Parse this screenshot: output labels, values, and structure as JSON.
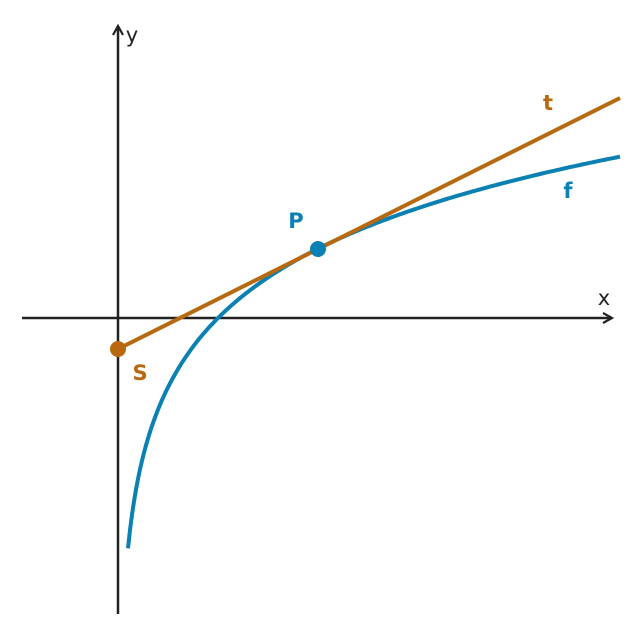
{
  "axes": {
    "x_label": "x",
    "y_label": "y"
  },
  "curves": {
    "function_label": "f",
    "tangent_label": "t"
  },
  "points": {
    "tangent_point": "P",
    "intercept_point": "S"
  }
}
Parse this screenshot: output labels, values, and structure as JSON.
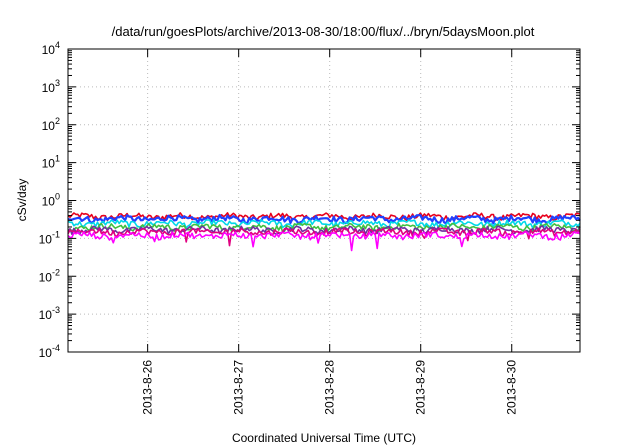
{
  "chart_data": {
    "type": "line",
    "title": "/data/run/goesPlots/archive/2013-08-30/18:00/flux/../bryn/5daysMoon.plot",
    "xlabel": "Coordinated Universal Time (UTC)",
    "ylabel": "cSv/day",
    "yscale": "log",
    "ylim": [
      0.0001,
      10000
    ],
    "xlim": [
      "2013-08-25T03:00",
      "2013-08-30T18:00"
    ],
    "grid": true,
    "y_ticks": [
      {
        "value": 0.0001,
        "mantissa": "10",
        "exp": "-4"
      },
      {
        "value": 0.001,
        "mantissa": "10",
        "exp": "-3"
      },
      {
        "value": 0.01,
        "mantissa": "10",
        "exp": "-2"
      },
      {
        "value": 0.1,
        "mantissa": "10",
        "exp": "-1"
      },
      {
        "value": 1,
        "mantissa": "10",
        "exp": "0"
      },
      {
        "value": 10,
        "mantissa": "10",
        "exp": "1"
      },
      {
        "value": 100,
        "mantissa": "10",
        "exp": "2"
      },
      {
        "value": 1000,
        "mantissa": "10",
        "exp": "3"
      },
      {
        "value": 10000,
        "mantissa": "10",
        "exp": "4"
      }
    ],
    "x_ticks": [
      {
        "value": "2013-08-26T00:00",
        "label": "2013-8-26"
      },
      {
        "value": "2013-08-27T00:00",
        "label": "2013-8-27"
      },
      {
        "value": "2013-08-28T00:00",
        "label": "2013-8-28"
      },
      {
        "value": "2013-08-29T00:00",
        "label": "2013-8-29"
      },
      {
        "value": "2013-08-30T00:00",
        "label": "2013-8-30"
      }
    ],
    "series": [
      {
        "color": "#e8001c",
        "values_approx": 0.38
      },
      {
        "color": "#2040ff",
        "values_approx": 0.33
      },
      {
        "color": "#00d8e8",
        "values_approx": 0.25
      },
      {
        "color": "#40c040",
        "values_approx": 0.2
      },
      {
        "color": "#7030a0",
        "values_approx": 0.17
      },
      {
        "color": "#e00080",
        "values_approx": 0.15
      },
      {
        "color": "#ff00ff",
        "values_approx": 0.12
      }
    ]
  }
}
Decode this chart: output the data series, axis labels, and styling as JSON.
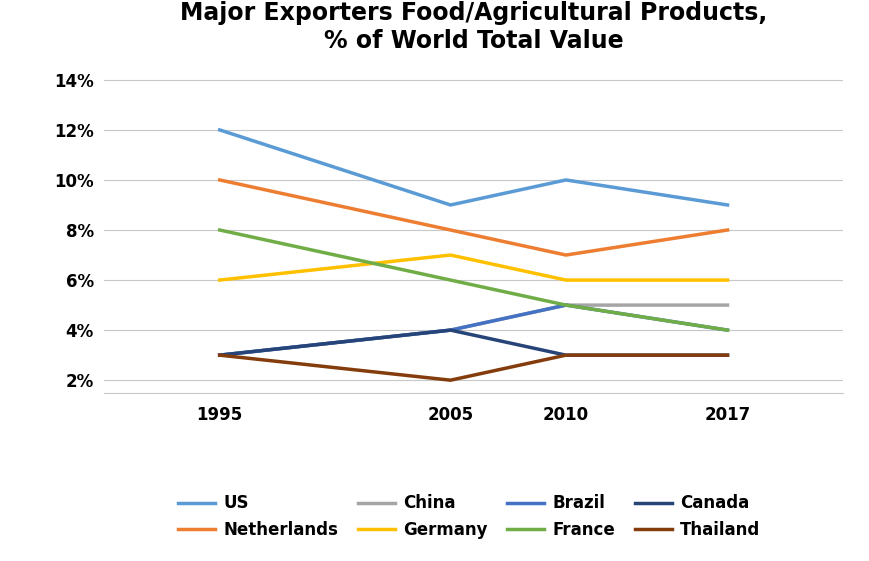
{
  "title": "Major Exporters Food/Agricultural Products,\n% of World Total Value",
  "years": [
    1995,
    2005,
    2010,
    2017
  ],
  "series": [
    {
      "name": "US",
      "values": [
        0.12,
        0.09,
        0.1,
        0.09
      ],
      "color": "#5B9BD5",
      "lw": 2.5
    },
    {
      "name": "Netherlands",
      "values": [
        0.1,
        0.08,
        0.07,
        0.08
      ],
      "color": "#ED7D31",
      "lw": 2.5
    },
    {
      "name": "China",
      "values": [
        0.03,
        0.04,
        0.05,
        0.05
      ],
      "color": "#A5A5A5",
      "lw": 2.5
    },
    {
      "name": "Germany",
      "values": [
        0.06,
        0.07,
        0.06,
        0.06
      ],
      "color": "#FFC000",
      "lw": 2.5
    },
    {
      "name": "Brazil",
      "values": [
        0.03,
        0.04,
        0.05,
        0.04
      ],
      "color": "#4472C4",
      "lw": 2.5
    },
    {
      "name": "France",
      "values": [
        0.08,
        0.06,
        0.05,
        0.04
      ],
      "color": "#70AD47",
      "lw": 2.5
    },
    {
      "name": "Canada",
      "values": [
        0.03,
        0.04,
        0.03,
        0.03
      ],
      "color": "#264478",
      "lw": 2.5
    },
    {
      "name": "Thailand",
      "values": [
        0.03,
        0.02,
        0.03,
        0.03
      ],
      "color": "#843C0C",
      "lw": 2.5
    }
  ],
  "ylim": [
    0.015,
    0.145
  ],
  "yticks": [
    0.02,
    0.04,
    0.06,
    0.08,
    0.1,
    0.12,
    0.14
  ],
  "xlim": [
    1990,
    2022
  ],
  "grid_color": "#C8C8C8",
  "background_color": "#FFFFFF",
  "title_fontsize": 17,
  "tick_fontsize": 12,
  "legend_fontsize": 12
}
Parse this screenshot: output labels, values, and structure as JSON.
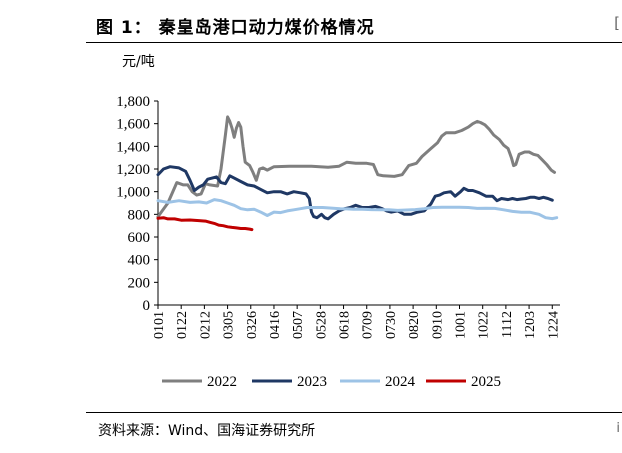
{
  "figure": {
    "title": "图 1：  秦皇岛港口动力煤价格情况",
    "source": "资料来源：Wind、国海证券研究所",
    "edge_mark_top": "[",
    "edge_mark_bottom": "i"
  },
  "chart_data": {
    "type": "line",
    "title": "秦皇岛港口动力煤价格情况",
    "ylabel": "元/吨",
    "xlabel": "",
    "ylim": [
      0,
      1800
    ],
    "yticks": [
      0,
      200,
      400,
      600,
      800,
      1000,
      1200,
      1400,
      1600,
      1800
    ],
    "ytick_labels": [
      "0",
      "200",
      "400",
      "600",
      "800",
      "1,000",
      "1,200",
      "1,400",
      "1,600",
      "1,800"
    ],
    "x_domain": [
      1,
      365
    ],
    "x_ticks": [
      {
        "day": 1,
        "label": "0101"
      },
      {
        "day": 22,
        "label": "0122"
      },
      {
        "day": 43,
        "label": "0212"
      },
      {
        "day": 64,
        "label": "0305"
      },
      {
        "day": 85,
        "label": "0326"
      },
      {
        "day": 106,
        "label": "0416"
      },
      {
        "day": 127,
        "label": "0507"
      },
      {
        "day": 148,
        "label": "0528"
      },
      {
        "day": 169,
        "label": "0618"
      },
      {
        "day": 190,
        "label": "0709"
      },
      {
        "day": 211,
        "label": "0730"
      },
      {
        "day": 232,
        "label": "0820"
      },
      {
        "day": 253,
        "label": "0910"
      },
      {
        "day": 274,
        "label": "1001"
      },
      {
        "day": 295,
        "label": "1022"
      },
      {
        "day": 316,
        "label": "1112"
      },
      {
        "day": 337,
        "label": "1203"
      },
      {
        "day": 358,
        "label": "1224"
      }
    ],
    "legend_position": "bottom",
    "series": [
      {
        "name": "2022",
        "color": "#7f7f7f",
        "points": [
          [
            1,
            780
          ],
          [
            10,
            900
          ],
          [
            18,
            1080
          ],
          [
            24,
            1060
          ],
          [
            28,
            1060
          ],
          [
            32,
            1000
          ],
          [
            36,
            970
          ],
          [
            40,
            980
          ],
          [
            44,
            1070
          ],
          [
            48,
            1060
          ],
          [
            55,
            1050
          ],
          [
            58,
            1200
          ],
          [
            60,
            1350
          ],
          [
            62,
            1500
          ],
          [
            64,
            1660
          ],
          [
            66,
            1620
          ],
          [
            68,
            1560
          ],
          [
            70,
            1480
          ],
          [
            72,
            1560
          ],
          [
            74,
            1610
          ],
          [
            76,
            1570
          ],
          [
            78,
            1400
          ],
          [
            80,
            1260
          ],
          [
            84,
            1230
          ],
          [
            87,
            1170
          ],
          [
            90,
            1100
          ],
          [
            93,
            1200
          ],
          [
            96,
            1210
          ],
          [
            100,
            1190
          ],
          [
            106,
            1220
          ],
          [
            120,
            1225
          ],
          [
            140,
            1225
          ],
          [
            155,
            1215
          ],
          [
            165,
            1225
          ],
          [
            172,
            1260
          ],
          [
            180,
            1250
          ],
          [
            190,
            1250
          ],
          [
            196,
            1240
          ],
          [
            200,
            1150
          ],
          [
            205,
            1140
          ],
          [
            215,
            1135
          ],
          [
            222,
            1150
          ],
          [
            228,
            1230
          ],
          [
            235,
            1250
          ],
          [
            240,
            1310
          ],
          [
            248,
            1380
          ],
          [
            254,
            1430
          ],
          [
            258,
            1490
          ],
          [
            262,
            1520
          ],
          [
            270,
            1520
          ],
          [
            276,
            1540
          ],
          [
            282,
            1570
          ],
          [
            286,
            1600
          ],
          [
            290,
            1620
          ],
          [
            293,
            1610
          ],
          [
            297,
            1590
          ],
          [
            301,
            1550
          ],
          [
            305,
            1500
          ],
          [
            310,
            1460
          ],
          [
            314,
            1410
          ],
          [
            318,
            1380
          ],
          [
            321,
            1300
          ],
          [
            323,
            1230
          ],
          [
            325,
            1240
          ],
          [
            328,
            1330
          ],
          [
            333,
            1350
          ],
          [
            337,
            1350
          ],
          [
            341,
            1330
          ],
          [
            345,
            1320
          ],
          [
            349,
            1280
          ],
          [
            353,
            1240
          ],
          [
            357,
            1190
          ],
          [
            360,
            1170
          ]
        ]
      },
      {
        "name": "2023",
        "color": "#1f3864",
        "points": [
          [
            1,
            1150
          ],
          [
            6,
            1200
          ],
          [
            12,
            1220
          ],
          [
            20,
            1210
          ],
          [
            26,
            1180
          ],
          [
            30,
            1100
          ],
          [
            34,
            1010
          ],
          [
            38,
            1040
          ],
          [
            42,
            1060
          ],
          [
            46,
            1110
          ],
          [
            50,
            1120
          ],
          [
            54,
            1130
          ],
          [
            58,
            1080
          ],
          [
            62,
            1070
          ],
          [
            66,
            1140
          ],
          [
            70,
            1120
          ],
          [
            76,
            1090
          ],
          [
            82,
            1060
          ],
          [
            88,
            1050
          ],
          [
            94,
            1020
          ],
          [
            100,
            990
          ],
          [
            106,
            1000
          ],
          [
            112,
            1000
          ],
          [
            118,
            980
          ],
          [
            124,
            1000
          ],
          [
            130,
            990
          ],
          [
            135,
            980
          ],
          [
            138,
            940
          ],
          [
            140,
            820
          ],
          [
            142,
            780
          ],
          [
            145,
            770
          ],
          [
            149,
            800
          ],
          [
            152,
            770
          ],
          [
            155,
            760
          ],
          [
            160,
            800
          ],
          [
            165,
            830
          ],
          [
            170,
            850
          ],
          [
            175,
            860
          ],
          [
            180,
            880
          ],
          [
            186,
            860
          ],
          [
            192,
            860
          ],
          [
            198,
            870
          ],
          [
            204,
            850
          ],
          [
            208,
            830
          ],
          [
            212,
            820
          ],
          [
            218,
            830
          ],
          [
            224,
            800
          ],
          [
            230,
            800
          ],
          [
            236,
            820
          ],
          [
            242,
            830
          ],
          [
            248,
            890
          ],
          [
            252,
            960
          ],
          [
            256,
            970
          ],
          [
            260,
            990
          ],
          [
            266,
            1000
          ],
          [
            270,
            960
          ],
          [
            275,
            1000
          ],
          [
            278,
            1030
          ],
          [
            282,
            1010
          ],
          [
            286,
            1010
          ],
          [
            292,
            990
          ],
          [
            298,
            960
          ],
          [
            304,
            960
          ],
          [
            308,
            920
          ],
          [
            312,
            940
          ],
          [
            318,
            930
          ],
          [
            322,
            940
          ],
          [
            326,
            930
          ],
          [
            330,
            935
          ],
          [
            334,
            940
          ],
          [
            338,
            950
          ],
          [
            342,
            950
          ],
          [
            346,
            940
          ],
          [
            350,
            950
          ],
          [
            354,
            940
          ],
          [
            358,
            925
          ]
        ]
      },
      {
        "name": "2024",
        "color": "#9dc3e6",
        "points": [
          [
            1,
            920
          ],
          [
            10,
            905
          ],
          [
            20,
            920
          ],
          [
            30,
            905
          ],
          [
            38,
            910
          ],
          [
            45,
            900
          ],
          [
            52,
            930
          ],
          [
            58,
            920
          ],
          [
            64,
            900
          ],
          [
            70,
            880
          ],
          [
            76,
            850
          ],
          [
            82,
            840
          ],
          [
            88,
            845
          ],
          [
            94,
            820
          ],
          [
            100,
            790
          ],
          [
            106,
            820
          ],
          [
            112,
            815
          ],
          [
            118,
            830
          ],
          [
            124,
            840
          ],
          [
            130,
            850
          ],
          [
            136,
            860
          ],
          [
            142,
            860
          ],
          [
            150,
            860
          ],
          [
            158,
            855
          ],
          [
            166,
            850
          ],
          [
            172,
            848
          ],
          [
            178,
            845
          ],
          [
            186,
            845
          ],
          [
            194,
            842
          ],
          [
            202,
            840
          ],
          [
            210,
            840
          ],
          [
            218,
            835
          ],
          [
            226,
            838
          ],
          [
            234,
            842
          ],
          [
            242,
            850
          ],
          [
            250,
            860
          ],
          [
            258,
            862
          ],
          [
            266,
            862
          ],
          [
            274,
            863
          ],
          [
            282,
            860
          ],
          [
            290,
            852
          ],
          [
            298,
            853
          ],
          [
            306,
            852
          ],
          [
            314,
            840
          ],
          [
            322,
            826
          ],
          [
            330,
            818
          ],
          [
            338,
            818
          ],
          [
            346,
            800
          ],
          [
            352,
            770
          ],
          [
            358,
            762
          ],
          [
            362,
            770
          ]
        ]
      },
      {
        "name": "2025",
        "color": "#c00000",
        "points": [
          [
            1,
            765
          ],
          [
            6,
            770
          ],
          [
            10,
            760
          ],
          [
            16,
            760
          ],
          [
            22,
            748
          ],
          [
            30,
            750
          ],
          [
            38,
            745
          ],
          [
            44,
            740
          ],
          [
            48,
            730
          ],
          [
            52,
            720
          ],
          [
            56,
            705
          ],
          [
            60,
            700
          ],
          [
            64,
            690
          ],
          [
            68,
            685
          ],
          [
            72,
            680
          ],
          [
            76,
            675
          ],
          [
            80,
            675
          ],
          [
            84,
            670
          ],
          [
            86,
            665
          ]
        ]
      }
    ]
  }
}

* * *

In the records above, locate every line with the string "name" and copy it.

Result of the task:
      "name": "US",
      "name": "Netherlands",
      "name": "China",
      "name": "Germany",
      "name": "Brazil",
      "name": "France",
      "name": "Canada",
      "name": "Thailand",
        "name": "2022",
        "name": "2023",
        "name": "2024",
        "name": "2025",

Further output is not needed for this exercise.